Data items:
/---
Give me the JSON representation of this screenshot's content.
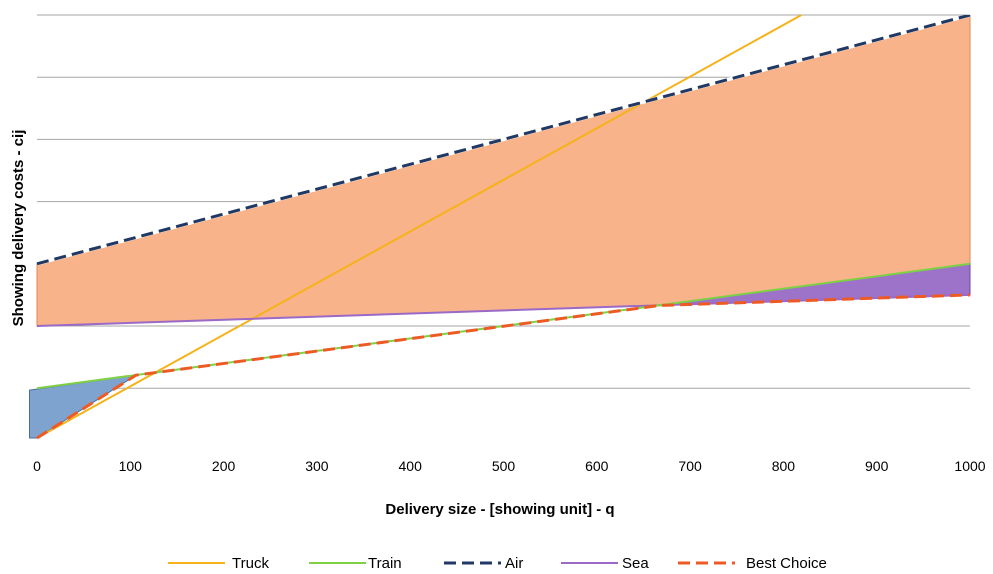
{
  "chart_data": {
    "type": "line",
    "title": "",
    "xlabel": "Delivery size - [showing unit] - q",
    "ylabel": "Showing delivery costs - cij",
    "xlim": [
      0,
      1000
    ],
    "ylim": [
      -0.8,
      6
    ],
    "grid": true,
    "legend_position": "bottom",
    "x_ticks": [
      "0",
      "100",
      "200",
      "300",
      "400",
      "500",
      "600",
      "700",
      "800",
      "900",
      "1000"
    ],
    "series": [
      {
        "name": "Truck",
        "color": "#f5b219",
        "dash": "solid",
        "x": [
          0,
          1000
        ],
        "y": [
          -0.8,
          7.5
        ]
      },
      {
        "name": "Train",
        "color": "#7ed145",
        "dash": "solid",
        "x": [
          0,
          1000
        ],
        "y": [
          0,
          2
        ]
      },
      {
        "name": "Air",
        "color": "#1f3864",
        "dash": "dashed",
        "x": [
          0,
          1000
        ],
        "y": [
          2,
          6
        ]
      },
      {
        "name": "Sea",
        "color": "#9b69c6",
        "dash": "solid",
        "x": [
          0,
          1000
        ],
        "y": [
          1,
          1.5
        ]
      },
      {
        "name": "Best Choice",
        "color": "#ee5a24",
        "dash": "dashed",
        "x": [
          0,
          106,
          667,
          1000
        ],
        "y": [
          -0.8,
          0.21,
          1.33,
          1.5
        ]
      }
    ],
    "areas": [
      {
        "fill": "#f9b38a",
        "stroke": "#e08a54",
        "x": [
          0,
          1000,
          1000,
          0
        ],
        "y": [
          2,
          6,
          1.5,
          1
        ]
      },
      {
        "fill": "#9d73c9",
        "stroke": "#6d4a9a",
        "x": [
          667,
          1000,
          1000
        ],
        "y": [
          1.33,
          2,
          1.5
        ]
      },
      {
        "fill": "#7fa3cf",
        "stroke": "#4a6ea0",
        "x": [
          -8,
          106,
          0,
          -8
        ],
        "y": [
          -0.03,
          0.21,
          -0.8,
          -0.8
        ]
      }
    ]
  }
}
\---
» **Work to be completed**:
Write out each entry exactly as given, omitting any picture.

» **Answer to this exercise**:
Give me the JSON representation of this screenshot's content.
{
  "chart_data": {
    "type": "line",
    "title": "",
    "xlabel": "Delivery size - [showing unit] - q",
    "ylabel": "Showing delivery costs - cij",
    "xlim": [
      0,
      1000
    ],
    "ylim": [
      -0.8,
      6
    ],
    "grid": true,
    "legend_position": "bottom",
    "x_ticks": [
      "0",
      "100",
      "200",
      "300",
      "400",
      "500",
      "600",
      "700",
      "800",
      "900",
      "1000"
    ],
    "series": [
      {
        "name": "Truck",
        "color": "#f5b219",
        "dash": "solid",
        "x": [
          0,
          1000
        ],
        "y": [
          -0.8,
          7.5
        ]
      },
      {
        "name": "Train",
        "color": "#7ed145",
        "dash": "solid",
        "x": [
          0,
          1000
        ],
        "y": [
          0,
          2
        ]
      },
      {
        "name": "Air",
        "color": "#1f3864",
        "dash": "dashed",
        "x": [
          0,
          1000
        ],
        "y": [
          2,
          6
        ]
      },
      {
        "name": "Sea",
        "color": "#9b69c6",
        "dash": "solid",
        "x": [
          0,
          1000
        ],
        "y": [
          1,
          1.5
        ]
      },
      {
        "name": "Best Choice",
        "color": "#ee5a24",
        "dash": "dashed",
        "x": [
          0,
          106,
          667,
          1000
        ],
        "y": [
          -0.8,
          0.21,
          1.33,
          1.5
        ]
      }
    ],
    "areas": [
      {
        "fill": "#f9b38a",
        "stroke": "#e08a54",
        "x": [
          0,
          1000,
          1000,
          0
        ],
        "y": [
          2,
          6,
          1.5,
          1
        ]
      },
      {
        "fill": "#9d73c9",
        "stroke": "#6d4a9a",
        "x": [
          667,
          1000,
          1000
        ],
        "y": [
          1.33,
          2,
          1.5
        ]
      },
      {
        "fill": "#7fa3cf",
        "stroke": "#4a6ea0",
        "x": [
          -8,
          106,
          0,
          -8
        ],
        "y": [
          -0.03,
          0.21,
          -0.8,
          -0.8
        ]
      }
    ]
  }
}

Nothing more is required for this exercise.